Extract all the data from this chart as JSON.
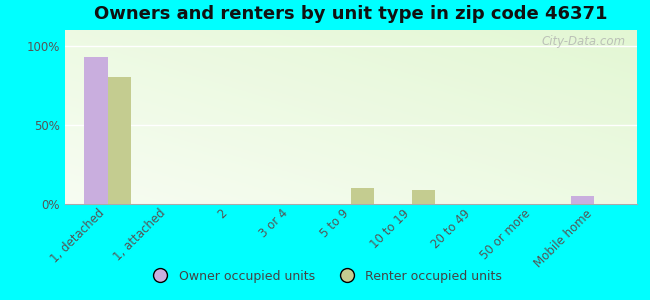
{
  "title": "Owners and renters by unit type in zip code 46371",
  "categories": [
    "1, detached",
    "1, attached",
    "2",
    "3 or 4",
    "5 to 9",
    "10 to 19",
    "20 to 49",
    "50 or more",
    "Mobile home"
  ],
  "owner_values": [
    93,
    0,
    0,
    0,
    0,
    0,
    0,
    0,
    5
  ],
  "renter_values": [
    80,
    0,
    0,
    0,
    10,
    9,
    0,
    0,
    0
  ],
  "owner_color": "#c9aede",
  "renter_color": "#c4cc90",
  "background_color": "#00ffff",
  "bar_width": 0.38,
  "ylim": [
    0,
    110
  ],
  "yticks": [
    0,
    50,
    100
  ],
  "ytick_labels": [
    "0%",
    "50%",
    "100%"
  ],
  "watermark": "City-Data.com",
  "legend_owner": "Owner occupied units",
  "legend_renter": "Renter occupied units",
  "title_fontsize": 13,
  "tick_fontsize": 8.5,
  "legend_fontsize": 9
}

┄┄┄┄┄┄

▶ [Task directions]: Output each line exactly; omit every picture.

▶ [Exercise solution]:
Extract all the data from this chart as JSON.
{
  "title": "Owners and renters by unit type in zip code 46371",
  "categories": [
    "1, detached",
    "1, attached",
    "2",
    "3 or 4",
    "5 to 9",
    "10 to 19",
    "20 to 49",
    "50 or more",
    "Mobile home"
  ],
  "owner_values": [
    93,
    0,
    0,
    0,
    0,
    0,
    0,
    0,
    5
  ],
  "renter_values": [
    80,
    0,
    0,
    0,
    10,
    9,
    0,
    0,
    0
  ],
  "owner_color": "#c9aede",
  "renter_color": "#c4cc90",
  "background_color": "#00ffff",
  "bar_width": 0.38,
  "ylim": [
    0,
    110
  ],
  "yticks": [
    0,
    50,
    100
  ],
  "ytick_labels": [
    "0%",
    "50%",
    "100%"
  ],
  "watermark": "City-Data.com",
  "legend_owner": "Owner occupied units",
  "legend_renter": "Renter occupied units",
  "title_fontsize": 13,
  "tick_fontsize": 8.5,
  "legend_fontsize": 9
}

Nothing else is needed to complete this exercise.